--- Records ---

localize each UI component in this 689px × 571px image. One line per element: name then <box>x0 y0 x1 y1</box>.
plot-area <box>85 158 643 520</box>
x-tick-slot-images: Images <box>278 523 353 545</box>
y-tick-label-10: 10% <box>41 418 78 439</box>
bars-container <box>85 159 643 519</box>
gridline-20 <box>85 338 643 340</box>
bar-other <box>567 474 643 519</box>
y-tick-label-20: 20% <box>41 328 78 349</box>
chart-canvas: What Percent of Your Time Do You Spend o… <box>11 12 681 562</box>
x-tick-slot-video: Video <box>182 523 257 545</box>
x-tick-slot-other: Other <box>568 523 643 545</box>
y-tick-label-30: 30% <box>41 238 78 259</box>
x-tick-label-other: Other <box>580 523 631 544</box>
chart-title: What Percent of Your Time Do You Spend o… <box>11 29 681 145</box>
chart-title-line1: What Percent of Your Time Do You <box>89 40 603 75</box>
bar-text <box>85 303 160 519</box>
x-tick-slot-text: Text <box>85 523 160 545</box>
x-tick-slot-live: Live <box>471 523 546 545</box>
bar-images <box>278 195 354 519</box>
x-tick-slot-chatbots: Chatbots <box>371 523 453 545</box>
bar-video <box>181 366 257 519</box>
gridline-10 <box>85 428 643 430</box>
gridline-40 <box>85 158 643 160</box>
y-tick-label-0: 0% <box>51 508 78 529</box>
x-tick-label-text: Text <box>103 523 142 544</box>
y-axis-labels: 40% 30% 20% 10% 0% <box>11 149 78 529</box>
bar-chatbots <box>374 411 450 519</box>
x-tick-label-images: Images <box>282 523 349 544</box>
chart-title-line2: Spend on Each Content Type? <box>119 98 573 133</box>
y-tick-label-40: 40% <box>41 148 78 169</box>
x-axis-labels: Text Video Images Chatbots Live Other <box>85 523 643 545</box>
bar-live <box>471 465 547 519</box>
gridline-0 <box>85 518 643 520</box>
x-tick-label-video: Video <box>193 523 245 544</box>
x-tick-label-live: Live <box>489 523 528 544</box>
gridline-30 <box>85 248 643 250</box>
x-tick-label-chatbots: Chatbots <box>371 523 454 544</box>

--- Goal ---
Pick out every line above that contains the word "slot", matching case exactly, and copy each one in full.

--- The solution ---
x-tick-slot-images: Images <box>278 523 353 545</box>
x-tick-slot-video: Video <box>182 523 257 545</box>
x-tick-slot-other: Other <box>568 523 643 545</box>
x-tick-slot-text: Text <box>85 523 160 545</box>
x-tick-slot-live: Live <box>471 523 546 545</box>
x-tick-slot-chatbots: Chatbots <box>371 523 453 545</box>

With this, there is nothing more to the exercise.